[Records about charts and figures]
▼
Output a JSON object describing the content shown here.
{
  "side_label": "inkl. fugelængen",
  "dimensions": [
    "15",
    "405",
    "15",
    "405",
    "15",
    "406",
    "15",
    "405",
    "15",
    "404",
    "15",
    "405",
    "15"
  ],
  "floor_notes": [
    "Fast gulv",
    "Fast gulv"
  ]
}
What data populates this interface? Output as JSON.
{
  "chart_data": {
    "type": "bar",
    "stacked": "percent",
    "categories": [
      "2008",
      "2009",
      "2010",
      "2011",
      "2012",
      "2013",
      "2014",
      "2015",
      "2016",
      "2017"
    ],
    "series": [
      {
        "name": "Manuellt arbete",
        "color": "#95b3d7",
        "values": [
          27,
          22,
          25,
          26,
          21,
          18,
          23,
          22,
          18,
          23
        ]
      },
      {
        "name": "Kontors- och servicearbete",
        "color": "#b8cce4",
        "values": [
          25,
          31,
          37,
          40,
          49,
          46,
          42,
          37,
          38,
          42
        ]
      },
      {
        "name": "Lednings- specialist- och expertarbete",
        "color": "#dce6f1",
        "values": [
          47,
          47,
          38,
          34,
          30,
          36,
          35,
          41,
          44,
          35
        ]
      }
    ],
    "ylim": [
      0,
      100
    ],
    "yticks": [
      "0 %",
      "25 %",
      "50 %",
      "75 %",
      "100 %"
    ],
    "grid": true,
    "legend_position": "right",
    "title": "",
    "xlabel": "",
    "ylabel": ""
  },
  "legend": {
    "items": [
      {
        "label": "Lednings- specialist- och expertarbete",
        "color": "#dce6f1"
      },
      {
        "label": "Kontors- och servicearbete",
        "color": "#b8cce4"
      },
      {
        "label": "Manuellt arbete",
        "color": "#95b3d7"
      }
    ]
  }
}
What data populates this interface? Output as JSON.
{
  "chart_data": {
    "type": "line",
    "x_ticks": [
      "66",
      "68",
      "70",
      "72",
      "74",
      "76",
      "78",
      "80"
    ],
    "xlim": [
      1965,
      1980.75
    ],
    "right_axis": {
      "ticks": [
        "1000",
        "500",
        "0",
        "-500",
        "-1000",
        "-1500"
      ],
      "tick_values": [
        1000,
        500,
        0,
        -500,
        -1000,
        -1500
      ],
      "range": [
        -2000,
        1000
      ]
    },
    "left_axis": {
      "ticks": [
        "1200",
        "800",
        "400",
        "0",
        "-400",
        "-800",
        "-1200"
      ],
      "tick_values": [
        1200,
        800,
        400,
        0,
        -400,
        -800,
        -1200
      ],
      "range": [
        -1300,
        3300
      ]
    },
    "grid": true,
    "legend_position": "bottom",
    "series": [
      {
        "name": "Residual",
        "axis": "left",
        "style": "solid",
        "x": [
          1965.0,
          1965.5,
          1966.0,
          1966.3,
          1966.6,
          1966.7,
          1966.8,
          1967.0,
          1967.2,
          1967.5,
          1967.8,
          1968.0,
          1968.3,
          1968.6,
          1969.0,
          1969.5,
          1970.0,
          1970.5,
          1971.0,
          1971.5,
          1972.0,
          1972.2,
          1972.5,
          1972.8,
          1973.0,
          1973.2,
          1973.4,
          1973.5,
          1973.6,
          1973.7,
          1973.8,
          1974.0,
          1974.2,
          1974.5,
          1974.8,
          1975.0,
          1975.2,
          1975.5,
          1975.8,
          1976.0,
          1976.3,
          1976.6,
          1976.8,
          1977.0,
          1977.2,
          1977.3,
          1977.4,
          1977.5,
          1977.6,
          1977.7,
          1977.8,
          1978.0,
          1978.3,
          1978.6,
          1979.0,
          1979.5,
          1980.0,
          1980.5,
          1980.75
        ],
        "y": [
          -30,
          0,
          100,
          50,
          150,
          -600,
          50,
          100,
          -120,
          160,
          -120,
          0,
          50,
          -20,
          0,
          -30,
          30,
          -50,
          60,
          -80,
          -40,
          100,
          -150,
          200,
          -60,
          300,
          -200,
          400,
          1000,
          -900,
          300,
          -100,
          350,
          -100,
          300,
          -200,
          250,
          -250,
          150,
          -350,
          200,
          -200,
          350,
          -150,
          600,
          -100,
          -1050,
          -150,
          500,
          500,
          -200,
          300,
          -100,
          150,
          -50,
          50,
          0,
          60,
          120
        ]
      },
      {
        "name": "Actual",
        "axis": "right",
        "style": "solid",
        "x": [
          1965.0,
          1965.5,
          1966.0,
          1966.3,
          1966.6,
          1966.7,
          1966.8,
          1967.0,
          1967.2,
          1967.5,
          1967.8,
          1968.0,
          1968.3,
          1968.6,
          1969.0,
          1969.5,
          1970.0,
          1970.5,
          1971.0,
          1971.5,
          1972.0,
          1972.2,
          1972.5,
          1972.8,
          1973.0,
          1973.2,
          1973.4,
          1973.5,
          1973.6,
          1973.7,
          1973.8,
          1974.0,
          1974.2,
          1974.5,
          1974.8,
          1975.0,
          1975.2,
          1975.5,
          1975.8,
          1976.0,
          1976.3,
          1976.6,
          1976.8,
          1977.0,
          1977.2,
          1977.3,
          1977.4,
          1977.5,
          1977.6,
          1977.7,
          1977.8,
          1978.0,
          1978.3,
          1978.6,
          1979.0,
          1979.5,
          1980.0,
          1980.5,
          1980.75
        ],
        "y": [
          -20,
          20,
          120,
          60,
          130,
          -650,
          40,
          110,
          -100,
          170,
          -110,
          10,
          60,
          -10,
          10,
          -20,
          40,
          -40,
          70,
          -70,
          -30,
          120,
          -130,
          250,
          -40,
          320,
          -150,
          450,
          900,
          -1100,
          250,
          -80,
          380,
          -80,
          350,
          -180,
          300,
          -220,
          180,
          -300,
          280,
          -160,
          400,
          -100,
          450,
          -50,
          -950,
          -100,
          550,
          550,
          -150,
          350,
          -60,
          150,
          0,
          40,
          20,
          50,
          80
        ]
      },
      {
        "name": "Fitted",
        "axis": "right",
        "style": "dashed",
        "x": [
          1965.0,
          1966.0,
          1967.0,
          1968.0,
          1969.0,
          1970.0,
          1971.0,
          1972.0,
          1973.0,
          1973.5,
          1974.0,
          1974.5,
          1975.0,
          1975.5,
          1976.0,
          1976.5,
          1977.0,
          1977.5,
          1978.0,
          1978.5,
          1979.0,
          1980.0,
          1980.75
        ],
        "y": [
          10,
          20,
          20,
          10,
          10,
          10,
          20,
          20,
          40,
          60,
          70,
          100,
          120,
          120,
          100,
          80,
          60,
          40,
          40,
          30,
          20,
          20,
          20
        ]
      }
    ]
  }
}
▲
Copy out each line of the data where the string "Lednings" appears.

        "name": "Lednings- specialist- och expertarbete",
        "label": "Lednings- specialist- och expertarbete",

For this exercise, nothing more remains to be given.